▶ [TASK PROMPT]: Transcribe all of the records precisely as they are presented.

▶ [SUPPLIED RECORDS]:
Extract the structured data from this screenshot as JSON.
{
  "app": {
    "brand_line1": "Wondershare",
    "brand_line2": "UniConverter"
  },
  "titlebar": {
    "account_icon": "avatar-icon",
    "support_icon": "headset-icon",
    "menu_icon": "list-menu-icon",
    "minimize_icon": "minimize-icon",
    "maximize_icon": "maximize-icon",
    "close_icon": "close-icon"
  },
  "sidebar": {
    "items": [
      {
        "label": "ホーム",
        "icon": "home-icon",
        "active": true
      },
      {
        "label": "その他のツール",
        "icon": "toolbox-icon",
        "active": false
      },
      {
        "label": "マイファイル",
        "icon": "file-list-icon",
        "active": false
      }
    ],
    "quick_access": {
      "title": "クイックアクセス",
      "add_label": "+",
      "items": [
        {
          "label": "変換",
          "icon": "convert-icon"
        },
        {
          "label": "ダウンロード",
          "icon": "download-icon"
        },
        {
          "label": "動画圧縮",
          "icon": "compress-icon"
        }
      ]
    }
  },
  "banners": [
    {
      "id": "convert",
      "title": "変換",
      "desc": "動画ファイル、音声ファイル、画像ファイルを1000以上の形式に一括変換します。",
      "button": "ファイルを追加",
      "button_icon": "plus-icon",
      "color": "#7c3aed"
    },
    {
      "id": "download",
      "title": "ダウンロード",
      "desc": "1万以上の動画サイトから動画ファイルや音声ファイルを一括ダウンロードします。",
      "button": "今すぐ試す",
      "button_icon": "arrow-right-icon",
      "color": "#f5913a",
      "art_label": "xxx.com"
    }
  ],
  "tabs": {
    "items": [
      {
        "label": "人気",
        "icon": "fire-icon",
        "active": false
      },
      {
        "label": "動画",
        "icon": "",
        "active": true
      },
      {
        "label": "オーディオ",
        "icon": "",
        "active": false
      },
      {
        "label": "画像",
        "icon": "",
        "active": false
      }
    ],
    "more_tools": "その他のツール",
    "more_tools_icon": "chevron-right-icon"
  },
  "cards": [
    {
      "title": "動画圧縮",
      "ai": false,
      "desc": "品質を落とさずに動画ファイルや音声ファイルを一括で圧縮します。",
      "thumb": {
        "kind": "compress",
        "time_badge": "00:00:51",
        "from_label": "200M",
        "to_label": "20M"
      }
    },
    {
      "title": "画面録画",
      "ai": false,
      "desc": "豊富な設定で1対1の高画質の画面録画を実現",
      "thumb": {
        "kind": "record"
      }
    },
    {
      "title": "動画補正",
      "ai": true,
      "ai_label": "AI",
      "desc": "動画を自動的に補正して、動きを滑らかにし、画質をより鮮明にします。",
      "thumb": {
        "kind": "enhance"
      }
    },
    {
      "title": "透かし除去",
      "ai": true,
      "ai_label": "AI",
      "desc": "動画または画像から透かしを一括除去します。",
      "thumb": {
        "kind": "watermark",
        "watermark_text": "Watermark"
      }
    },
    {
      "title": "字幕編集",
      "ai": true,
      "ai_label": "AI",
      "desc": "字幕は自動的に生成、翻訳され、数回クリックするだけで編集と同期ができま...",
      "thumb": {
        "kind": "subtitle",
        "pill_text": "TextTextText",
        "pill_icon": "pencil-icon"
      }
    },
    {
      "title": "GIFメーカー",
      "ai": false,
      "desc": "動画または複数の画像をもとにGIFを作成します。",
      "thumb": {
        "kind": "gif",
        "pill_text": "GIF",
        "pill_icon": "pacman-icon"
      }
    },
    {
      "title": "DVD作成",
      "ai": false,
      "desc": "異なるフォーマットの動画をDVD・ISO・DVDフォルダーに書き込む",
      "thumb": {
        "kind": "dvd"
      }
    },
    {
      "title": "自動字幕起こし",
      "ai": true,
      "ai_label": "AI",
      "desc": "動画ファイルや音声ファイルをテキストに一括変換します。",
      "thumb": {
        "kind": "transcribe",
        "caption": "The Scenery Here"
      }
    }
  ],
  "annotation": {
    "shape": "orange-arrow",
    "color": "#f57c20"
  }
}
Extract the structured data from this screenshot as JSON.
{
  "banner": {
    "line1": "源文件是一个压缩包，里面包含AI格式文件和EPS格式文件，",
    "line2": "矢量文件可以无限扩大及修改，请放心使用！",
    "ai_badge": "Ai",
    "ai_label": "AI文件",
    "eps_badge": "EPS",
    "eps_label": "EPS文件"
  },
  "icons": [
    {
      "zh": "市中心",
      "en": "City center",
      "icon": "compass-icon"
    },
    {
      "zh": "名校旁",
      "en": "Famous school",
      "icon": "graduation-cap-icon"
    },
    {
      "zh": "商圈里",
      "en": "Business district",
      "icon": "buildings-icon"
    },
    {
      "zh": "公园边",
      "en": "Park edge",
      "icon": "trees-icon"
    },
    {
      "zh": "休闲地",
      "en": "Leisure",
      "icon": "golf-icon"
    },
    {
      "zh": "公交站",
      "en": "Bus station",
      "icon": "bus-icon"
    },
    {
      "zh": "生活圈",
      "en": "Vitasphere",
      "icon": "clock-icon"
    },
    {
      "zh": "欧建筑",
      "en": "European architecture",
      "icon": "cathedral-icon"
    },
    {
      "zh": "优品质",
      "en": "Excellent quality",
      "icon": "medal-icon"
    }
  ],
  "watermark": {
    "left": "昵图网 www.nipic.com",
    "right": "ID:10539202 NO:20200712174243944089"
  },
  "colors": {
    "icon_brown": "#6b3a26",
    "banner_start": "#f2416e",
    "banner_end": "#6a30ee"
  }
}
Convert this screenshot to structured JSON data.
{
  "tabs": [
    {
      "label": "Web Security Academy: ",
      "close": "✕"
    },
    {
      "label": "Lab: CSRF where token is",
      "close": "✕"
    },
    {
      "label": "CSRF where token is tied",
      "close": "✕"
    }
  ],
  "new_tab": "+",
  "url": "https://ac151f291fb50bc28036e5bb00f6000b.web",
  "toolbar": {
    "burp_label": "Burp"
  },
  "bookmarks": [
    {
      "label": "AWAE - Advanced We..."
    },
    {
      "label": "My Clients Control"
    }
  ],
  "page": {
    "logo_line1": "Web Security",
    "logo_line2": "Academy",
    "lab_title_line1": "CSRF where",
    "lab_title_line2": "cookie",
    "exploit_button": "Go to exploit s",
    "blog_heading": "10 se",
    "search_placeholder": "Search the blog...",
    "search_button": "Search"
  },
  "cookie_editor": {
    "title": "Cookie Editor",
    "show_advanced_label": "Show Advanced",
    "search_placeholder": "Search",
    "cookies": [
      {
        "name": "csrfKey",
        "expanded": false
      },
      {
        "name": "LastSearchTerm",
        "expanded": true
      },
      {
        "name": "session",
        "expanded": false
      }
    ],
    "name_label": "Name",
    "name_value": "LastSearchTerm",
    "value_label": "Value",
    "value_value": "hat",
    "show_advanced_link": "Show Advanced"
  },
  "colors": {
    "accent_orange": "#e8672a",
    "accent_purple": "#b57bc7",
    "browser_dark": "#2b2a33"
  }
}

▶ [IN RESPONSE]:
Extract the structured data from this screenshot as JSON.
{
  "app": {
    "brand_line1": "Wondershare",
    "brand_line2": "UniConverter"
  },
  "titlebar": {
    "account_icon": "avatar-icon",
    "support_icon": "headset-icon",
    "menu_icon": "list-menu-icon",
    "minimize_icon": "minimize-icon",
    "maximize_icon": "maximize-icon",
    "close_icon": "close-icon"
  },
  "sidebar": {
    "items": [
      {
        "label": "ホーム",
        "icon": "home-icon",
        "active": true
      },
      {
        "label": "その他のツール",
        "icon": "toolbox-icon",
        "active": false
      },
      {
        "label": "マイファイル",
        "icon": "file-list-icon",
        "active": false
      }
    ],
    "quick_access": {
      "title": "クイックアクセス",
      "add_label": "+",
      "items": [
        {
          "label": "変換",
          "icon": "convert-icon"
        },
        {
          "label": "ダウンロード",
          "icon": "download-icon"
        },
        {
          "label": "動画圧縮",
          "icon": "compress-icon"
        }
      ]
    }
  },
  "banners": [
    {
      "id": "convert",
      "title": "変換",
      "desc": "動画ファイル、音声ファイル、画像ファイルを1000以上の形式に一括変換します。",
      "button": "ファイルを追加",
      "button_icon": "plus-icon",
      "color": "#7c3aed"
    },
    {
      "id": "download",
      "title": "ダウンロード",
      "desc": "1万以上の動画サイトから動画ファイルや音声ファイルを一括ダウンロードします。",
      "button": "今すぐ試す",
      "button_icon": "arrow-right-icon",
      "color": "#f5913a",
      "art_label": "xxx.com"
    }
  ],
  "tabs": {
    "items": [
      {
        "label": "人気",
        "icon": "fire-icon",
        "active": false
      },
      {
        "label": "動画",
        "icon": "",
        "active": true
      },
      {
        "label": "オーディオ",
        "icon": "",
        "active": false
      },
      {
        "label": "画像",
        "icon": "",
        "active": false
      }
    ],
    "more_tools": "その他のツール",
    "more_tools_icon": "chevron-right-icon"
  },
  "cards": [
    {
      "title": "動画圧縮",
      "ai": false,
      "desc": "品質を落とさずに動画ファイルや音声ファイルを一括で圧縮します。",
      "thumb": {
        "kind": "compress",
        "time_badge": "00:00:51",
        "from_label": "200M",
        "to_label": "20M"
      }
    },
    {
      "title": "画面録画",
      "ai": false,
      "desc": "豊富な設定で1対1の高画質の画面録画を実現",
      "thumb": {
        "kind": "record"
      }
    },
    {
      "title": "動画補正",
      "ai": true,
      "ai_label": "AI",
      "desc": "動画を自動的に補正して、動きを滑らかにし、画質をより鮮明にします。",
      "thumb": {
        "kind": "enhance"
      }
    },
    {
      "title": "透かし除去",
      "ai": true,
      "ai_label": "AI",
      "desc": "動画または画像から透かしを一括除去します。",
      "thumb": {
        "kind": "watermark",
        "watermark_text": "Watermark"
      }
    },
    {
      "title": "字幕編集",
      "ai": true,
      "ai_label": "AI",
      "desc": "字幕は自動的に生成、翻訳され、数回クリックするだけで編集と同期ができま...",
      "thumb": {
        "kind": "subtitle",
        "pill_text": "TextTextText",
        "pill_icon": "pencil-icon"
      }
    },
    {
      "title": "GIFメーカー",
      "ai": false,
      "desc": "動画または複数の画像をもとにGIFを作成します。",
      "thumb": {
        "kind": "gif",
        "pill_text": "GIF",
        "pill_icon": "pacman-icon"
      }
    },
    {
      "title": "DVD作成",
      "ai": false,
      "desc": "異なるフォーマットの動画をDVD・ISO・DVDフォルダーに書き込む",
      "thumb": {
        "kind": "dvd"
      }
    },
    {
      "title": "自動字幕起こし",
      "ai": true,
      "ai_label": "AI",
      "desc": "動画ファイルや音声ファイルをテキストに一括変換します。",
      "thumb": {
        "kind": "transcribe",
        "caption": "The Scenery Here"
      }
    }
  ],
  "annotation": {
    "shape": "orange-arrow",
    "color": "#f57c20"
  }
}
Extract the structured data from this screenshot as JSON.
{
  "banner": {
    "line1": "源文件是一个压缩包，里面包含AI格式文件和EPS格式文件，",
    "line2": "矢量文件可以无限扩大及修改，请放心使用！",
    "ai_badge": "Ai",
    "ai_label": "AI文件",
    "eps_badge": "EPS",
    "eps_label": "EPS文件"
  },
  "icons": [
    {
      "zh": "市中心",
      "en": "City center",
      "icon": "compass-icon"
    },
    {
      "zh": "名校旁",
      "en": "Famous school",
      "icon": "graduation-cap-icon"
    },
    {
      "zh": "商圈里",
      "en": "Business district",
      "icon": "buildings-icon"
    },
    {
      "zh": "公园边",
      "en": "Park edge",
      "icon": "trees-icon"
    },
    {
      "zh": "休闲地",
      "en": "Leisure",
      "icon": "golf-icon"
    },
    {
      "zh": "公交站",
      "en": "Bus station",
      "icon": "bus-icon"
    },
    {
      "zh": "生活圈",
      "en": "Vitasphere",
      "icon": "clock-icon"
    },
    {
      "zh": "欧建筑",
      "en": "European architecture",
      "icon": "cathedral-icon"
    },
    {
      "zh": "优品质",
      "en": "Excellent quality",
      "icon": "medal-icon"
    }
  ],
  "watermark": {
    "left": "昵图网 www.nipic.com",
    "right": "ID:10539202 NO:20200712174243944089"
  },
  "colors": {
    "icon_brown": "#6b3a26",
    "banner_start": "#f2416e",
    "banner_end": "#6a30ee"
  }
}
Convert this screenshot to structured JSON data.
{
  "tabs": [
    {
      "label": "Web Security Academy: ",
      "close": "✕"
    },
    {
      "label": "Lab: CSRF where token is",
      "close": "✕"
    },
    {
      "label": "CSRF where token is tied",
      "close": "✕"
    }
  ],
  "new_tab": "+",
  "url": "https://ac151f291fb50bc28036e5bb00f6000b.web",
  "toolbar": {
    "burp_label": "Burp"
  },
  "bookmarks": [
    {
      "label": "AWAE - Advanced We..."
    },
    {
      "label": "My Clients Control"
    }
  ],
  "page": {
    "logo_line1": "Web Security",
    "logo_line2": "Academy",
    "lab_title_line1": "CSRF where",
    "lab_title_line2": "cookie",
    "exploit_button": "Go to exploit s",
    "blog_heading": "10 se",
    "search_placeholder": "Search the blog...",
    "search_button": "Search"
  },
  "cookie_editor": {
    "title": "Cookie Editor",
    "show_advanced_label": "Show Advanced",
    "search_placeholder": "Search",
    "cookies": [
      {
        "name": "csrfKey",
        "expanded": false
      },
      {
        "name": "LastSearchTerm",
        "expanded": true
      },
      {
        "name": "session",
        "expanded": false
      }
    ],
    "name_label": "Name",
    "name_value": "LastSearchTerm",
    "value_label": "Value",
    "value_value": "hat",
    "show_advanced_link": "Show Advanced"
  },
  "colors": {
    "accent_orange": "#e8672a",
    "accent_purple": "#b57bc7",
    "browser_dark": "#2b2a33"
  }
}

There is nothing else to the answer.